| Task data |
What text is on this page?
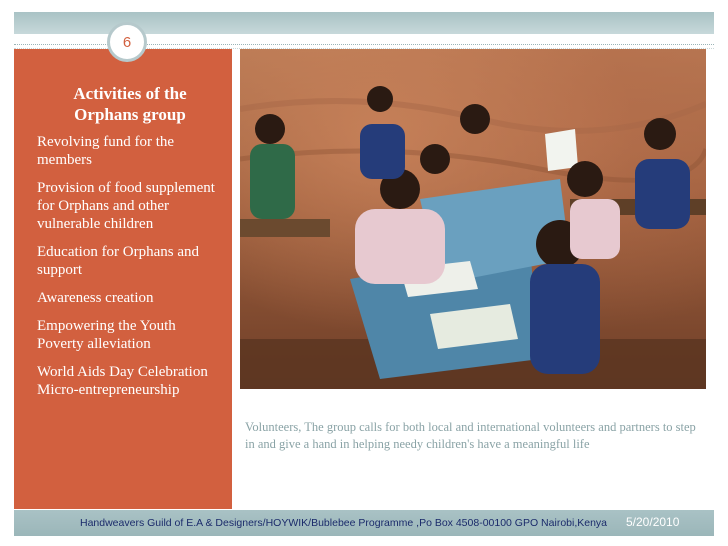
6
Activities of the Orphans group
Revolving fund for the members
Provision of food supplement for Orphans and other vulnerable children
Education for Orphans and support
Awareness creation
Empowering the Youth Poverty alleviation
World Aids Day Celebration Micro-entrepreneurship

Volunteers, The group calls for both local and international volunteers and partners to step in and give a hand in helping needy children's have a meaningful life

Handweavers Guild of E.A & Designers/HOYWIK/Bublebee Programme ,Po Box 4508-00100 GPO Nairobi,Kenya 5/20/2010
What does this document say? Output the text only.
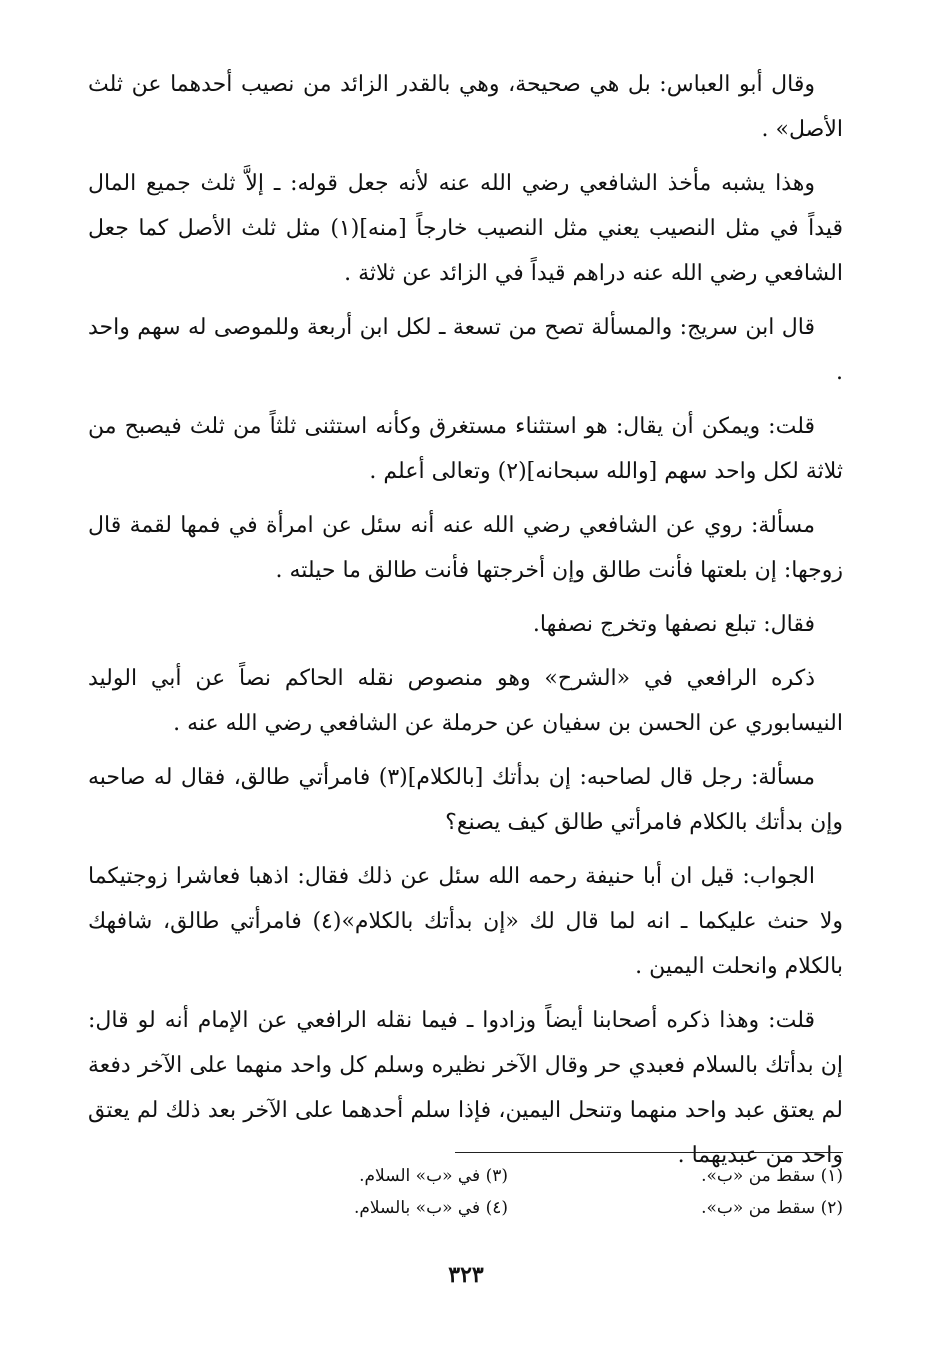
وقال أبو العباس: بل هي صحيحة، وهي بالقدر الزائد من نصيب أحدهما عن ثلث الأصل» .

وهذا يشبه مأخذ الشافعي رضي الله عنه لأنه جعل قوله: ـ إلاَّ ثلث جميع المال قيداً في مثل النصيب يعني مثل النصيب خارجاً [منه](١) مثل ثلث الأصل كما جعل الشافعي رضي الله عنه دراهم قيداً في الزائد عن ثلاثة .

قال ابن سريج: والمسألة تصح من تسعة ـ لكل ابن أربعة وللموصى له سهم واحد .

قلت: ويمكن أن يقال: هو استثناء مستغرق وكأنه استثنى ثلثاً من ثلث فيصبح من ثلاثة لكل واحد سهم [والله سبحانه](٢) وتعالى أعلم .

مسألة: روي عن الشافعي رضي الله عنه أنه سئل عن امرأة في فمها لقمة قال زوجها: إن بلعتها فأنت طالق وإن أخرجتها فأنت طالق ما حيلته .

فقال: تبلع نصفها وتخرج نصفها.

ذكره الرافعي في «الشرح» وهو منصوص نقله الحاكم نصاً عن أبي الوليد النيسابوري عن الحسن بن سفيان عن حرملة عن الشافعي رضي الله عنه .

مسألة: رجل قال لصاحبه: إن بدأتك [بالكلام](٣) فامرأتي طالق، فقال له صاحبه وإن بدأتك بالكلام فامرأتي طالق كيف يصنع؟

الجواب: قيل ان أبا حنيفة رحمه الله سئل عن ذلك فقال: اذهبا فعاشرا زوجتيكما ولا حنث عليكما ـ انه لما قال لك «إن بدأتك بالكلام»(٤) فامرأتي طالق، شافهك بالكلام وانحلت اليمين .

قلت: وهذا ذكره أصحابنا أيضاً وزادوا ـ فيما نقله الرافعي عن الإمام أنه لو قال: إن بدأتك بالسلام فعبدي حر وقال الآخر نظيره وسلم كل واحد منهما على الآخر دفعة لم يعتق عبد واحد منهما وتنحل اليمين، فإذا سلم أحدهما على الآخر بعد ذلك لم يعتق واحد من عبديهما .

(١) سقط من «ب».
(٢) سقط من «ب».
(٣) في «ب» السلام.
(٤) في «ب» بالسلام.
٣٢٣
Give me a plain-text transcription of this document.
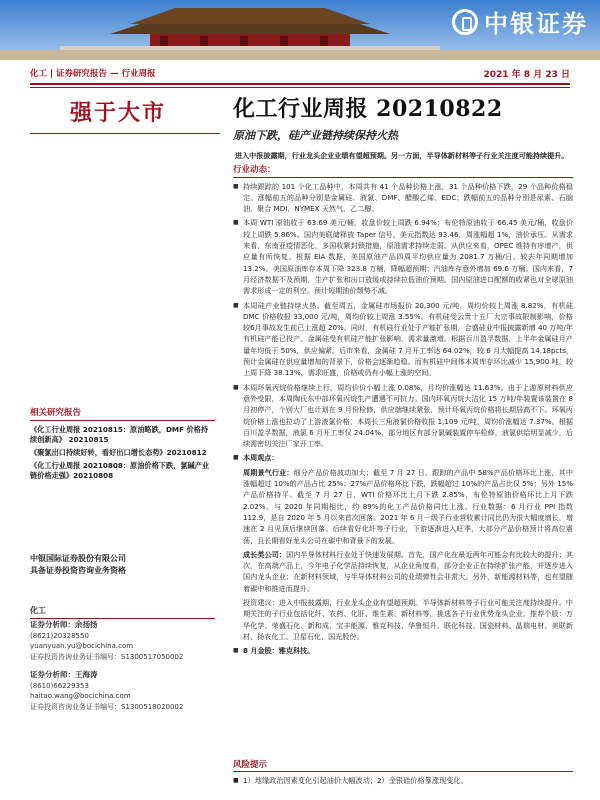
中银证券
化工 | 证券研究报告 — 行业周报	2021 年 8 月 23 日
强于大市
相关研究报告
《化工行业周报 20210815：原油略跌，DMF 价格持续创新高》 20210815
《聚氯出口持续好转，看好出口增长态势》20210812
《化工行业周报 20210808：原油价格下跌，氯碱产业链价格走强》20210808
中银国际证券股份有限公司
具备证券投资咨询业务资格
化工
证券分析师：余扬扬
(8621)20328550
yuanyuan.yu@bocichina.com
证券投资咨询业务证书编号：S1300517050002
证券分析师：王海涛
(8610)66229353
haitao.wang@bocichina.com
证券投资咨询业务证书编号：S1300518020002
化工行业周报 20210822
原油下跌，硅产业链持续保持火热
进入中报披露期，行业龙头企业业绩有望超预期。另一方面，半导体新材料等子行业关注度可能持续提升。
行业动态：
■ 持续跟踪的 101 个化工品种中，本周共有 41 个品种价格上涨，31 个品种价格下跌，29 个品种价格稳定。涨幅前五的品种分别是金属硅、液氯、DMF、醋酸乙烯、EDC；跌幅前五的品种分别是尿素、石脑油、聚合 MDI、NYMEX 天然气、乙二醇。
■ 本周 WTI 原油收于 63.69 美元/桶，收盘价较上周跌 6.94%；布伦特原油收于 66.45 美元/桶，收盘价较上周跌 5.86%。国内美联储释放 Taper 信号，美元指数达 93.46，周涨幅超 1%，油价承压。从需求来看，东南亚疫情恶化，多国收紧封锁措施，原油需求持续走弱。从供应来看，OPEC 维持有序增产，供应量有所恢复。根据 EIA 数据，美国原油产品四周平均供应量为 2081.7 万桶/日，较去年同期增加 13.2%。美国原油库存本周下降 323.8 万桶，降幅超预期；汽油库存意外增加 69.6 万桶。国内来看，7 月经济数据不及预期，生产扩张和出口放缓或持续拉低油价预期。国内原油进口配额的收紧也对全球原油需求形成一定的利空。预计短期油价颓势不减。
■ 本周硅产业链持续火热。截至周五，金属硅市场报价 20,300 元/吨，周均价较上周涨 8.82%，有机硅 DMC 价格收报 33,000 元/吨，周均价较上周涨 3.55%。有机硅受云贵十五厂大宗事故限制影响，价格较6月事故发生前已上涨超 20%。同时，有机硅行业处于产能扩张期，合盛硅业中报披露新增 40 万吨/年有机硅产能已投产。金属硅受有机硅产能扩张影响，需求量激增。根据百川盈孚数据，上半年金属硅月产量年均低于 50%，供应偏紧。后市来看，金属硅 7 月开工率达 64.02%，较 6 月大幅提高 14.18pcts，预计金属硅在供应量增加的背景下，价格会逐渐趋稳。而有机硅中间体本周库存环比减少 15,900 吨，较上周下降 38.13%，需求旺盛，价格或仍有小幅上涨的空间。
■ 本周环氧丙烷价格继续上行，周均价价小幅上涨 0.08%，月均价涨幅达 11.63%。由于上游原材料供应意外受限，本周陶氏东中部环氧丙烷生产遭遇不可抗力。国内环氧丙烷大洁化 15 万吨/年装置该装置在 8 月初停产，个别大厂也计划在 9 月份检修，供应端继续紧张，预计环氧丙烷价格将长期居高不下。环氧丙烷价格上涨也拉动了上游液氯价格，本周长三角液氯价格收报 1,109 元/吨，周均价涨幅达 7.37%。根据百川盈孚数据，液氯 6 月开工率仅 24.04%，部分地区有部分氯碱装置停车检修，液氯供给明显减少，后续需密切关注厂家开工率。
■ 本周观点：
周期景气行业：细分产品价格波动加大；截至 7 月 27 日，跟踪的产品中 58%产品价格环比上涨，其中涨幅超过 10%的产品占比 25%；27%产品价格环比下跌，跌幅超过 10%的产品占比仅 5%；另外 15%产品价格持平。截至 7 月 27 日，WTI 价格环比上月下跌 2.85%，布伦特原油价格环比上月下跌 2.02%。与 2020 年同期相比，约 89%的化工产品价格同比上涨。行业数据：6 月行业 PPI 指数 112.9，是自 2020 年 5 月以来首次回落。2021 年 6 月一级子行业营收累计同比仍为很大幅度增长，增速在 2 月见顶后继续回落。后续看好化纤等子行业，下游逐渐进入旺季，大部分产品价格预计将高位震荡，且长期看好龙头公司在碳中和背景下的发展。
成长类公司：国内半导体材料行业处于快速发展期。首先，国产化在最近两年可能会有比较大的提升；其次，在高端产品上，今年电子化学品持续恢复，从企业角度看，部分企业正在持续扩张产能，并逐步进入国内龙头企业；在新材料领域，与半导体材料公司的业绩弹性会非常大。另外，新能源材料等，也有望随着碳中和推进而提升。
投资建议：进入中报披露期，行业龙头企业有望超预期。半导体新材料等子行业可能关注度持续提升。中期关注的子行业包括化纤、农药、化肝、维生素、新材料等，挑选各子行业优势龙头企业。推荐个股：万华化学、荣盛石化、新和成、宝丰能源、雅克科技、华鲁恒升、联化科技、国瓷材料、晶瑞电材、美联新材、扬农化工、卫星石化、国光股份。
■ 8 月金股：雅克科技。
风险提示
■ 1）地缘政治因素变化引起油价大幅波动；2）金银硅价格暴涨现变化。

| Set exercise |
Count the lines of the material that include the word "ثلاثة", then report only the total.

| The output |
2